** begin Extracted data **

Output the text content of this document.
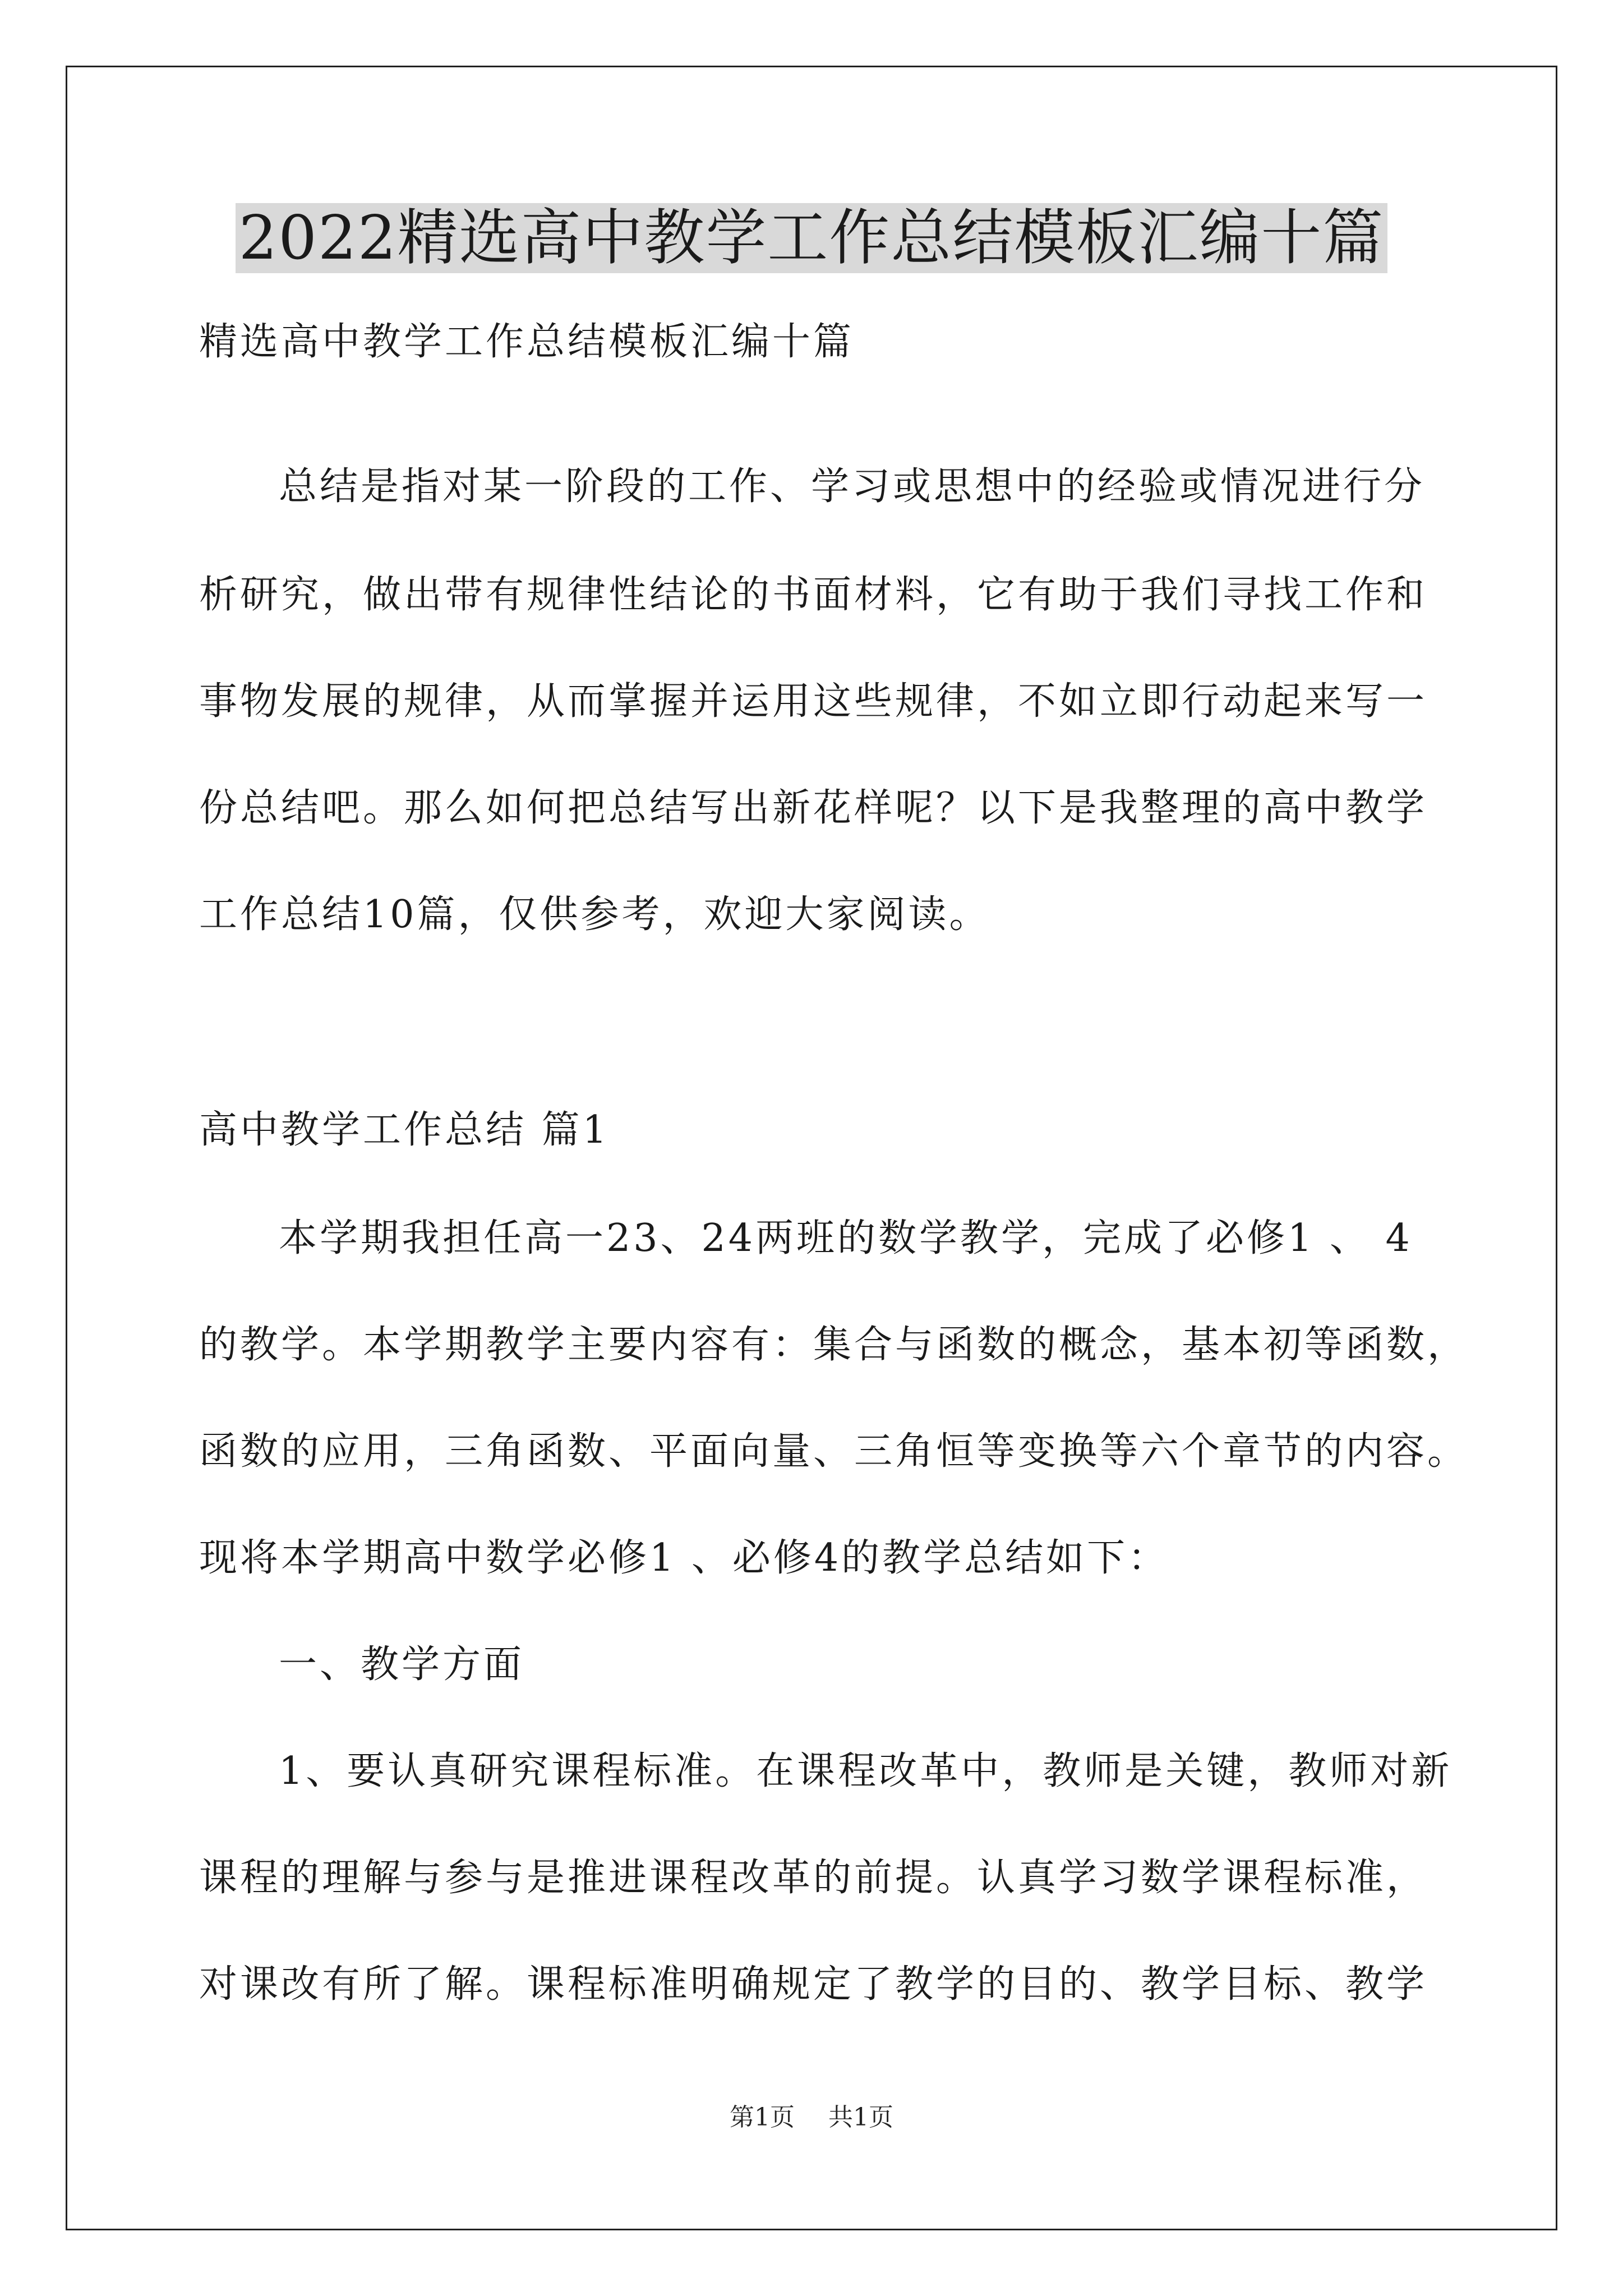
2022精选高中教学工作总结模板汇编十篇
精选高中教学工作总结模板汇编十篇
总结是指对某一阶段的工作、学习或思想中的经验或情况进行分
析研究，做出带有规律性结论的书面材料，它有助于我们寻找工作和
事物发展的规律，从而掌握并运用这些规律，不如立即行动起来写一
份总结吧。那么如何把总结写出新花样呢？以下是我整理的高中教学
工作总结10篇，仅供参考，欢迎大家阅读。
高中教学工作总结 篇1
本学期我担任高一23、24两班的数学教学，完成了必修1 、 4
的教学。本学期教学主要内容有：集合与函数的概念，基本初等函数，
函数的应用，三角函数、平面向量、三角恒等变换等六个章节的内容。
现将本学期高中数学必修1 、必修4的教学总结如下：
一、教学方面
1、要认真研究课程标准。在课程改革中，教师是关键，教师对新
课程的理解与参与是推进课程改革的前提。认真学习数学课程标准，
对课改有所了解。课程标准明确规定了教学的目的、教学目标、教学
第1页 共1页
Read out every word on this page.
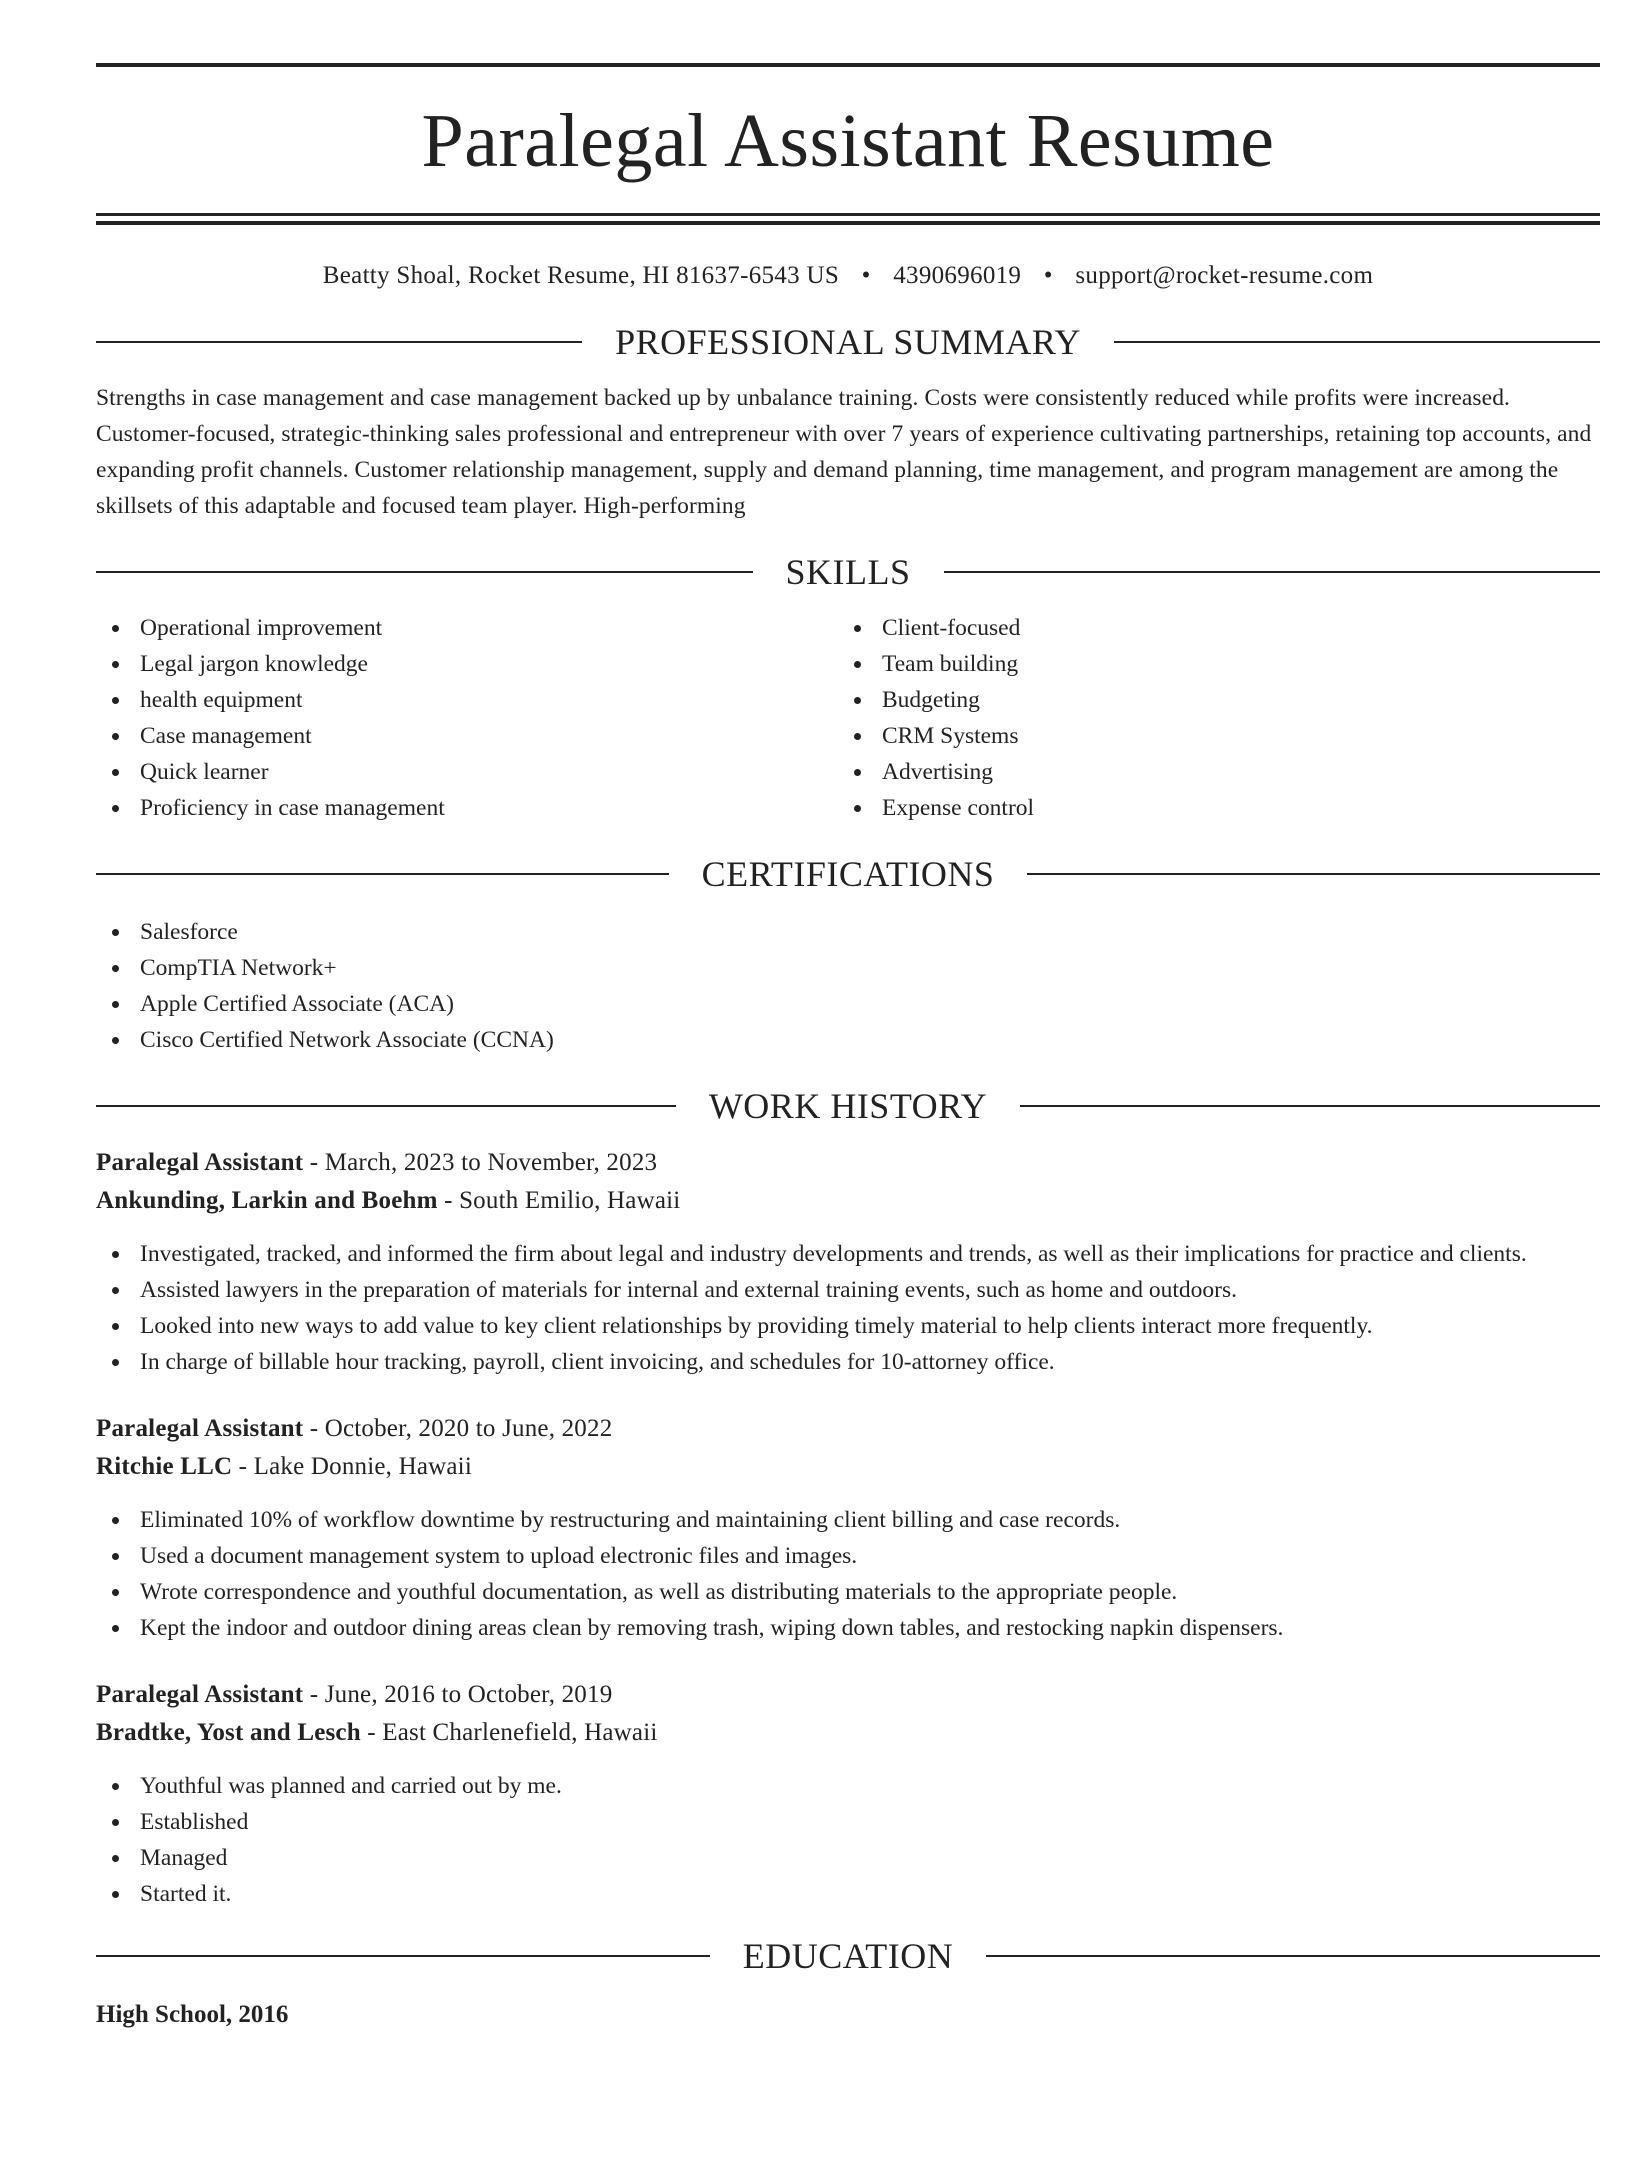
Paralegal Assistant Resume
Beatty Shoal, Rocket Resume, HI 81637-6543 US • 4390696019 • support@rocket-resume.com
PROFESSIONAL SUMMARY
Strengths in case management and case management backed up by unbalance training. Costs were consistently reduced while profits were increased. Customer-focused, strategic-thinking sales professional and entrepreneur with over 7 years of experience cultivating partnerships, retaining top accounts, and expanding profit channels. Customer relationship management, supply and demand planning, time management, and program management are among the skillsets of this adaptable and focused team player. High-performing
SKILLS
Operational improvement
Legal jargon knowledge
health equipment
Case management
Quick learner
Proficiency in case management
Client-focused
Team building
Budgeting
CRM Systems
Advertising
Expense control
CERTIFICATIONS
Salesforce
CompTIA Network+
Apple Certified Associate (ACA)
Cisco Certified Network Associate (CCNA)
WORK HISTORY
Paralegal Assistant - March, 2023 to November, 2023
Ankunding, Larkin and Boehm - South Emilio, Hawaii
Investigated, tracked, and informed the firm about legal and industry developments and trends, as well as their implications for practice and clients.
Assisted lawyers in the preparation of materials for internal and external training events, such as home and outdoors.
Looked into new ways to add value to key client relationships by providing timely material to help clients interact more frequently.
In charge of billable hour tracking, payroll, client invoicing, and schedules for 10-attorney office.
Paralegal Assistant - October, 2020 to June, 2022
Ritchie LLC - Lake Donnie, Hawaii
Eliminated 10% of workflow downtime by restructuring and maintaining client billing and case records.
Used a document management system to upload electronic files and images.
Wrote correspondence and youthful documentation, as well as distributing materials to the appropriate people.
Kept the indoor and outdoor dining areas clean by removing trash, wiping down tables, and restocking napkin dispensers.
Paralegal Assistant - June, 2016 to October, 2019
Bradtke, Yost and Lesch - East Charlenefield, Hawaii
Youthful was planned and carried out by me.
Established
Managed
Started it.
EDUCATION
High School, 2016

** end Extracted data **

**Given problem**: From the records above, work out how many lines contain the string "management". Give only the number.

**Exercise output**: 4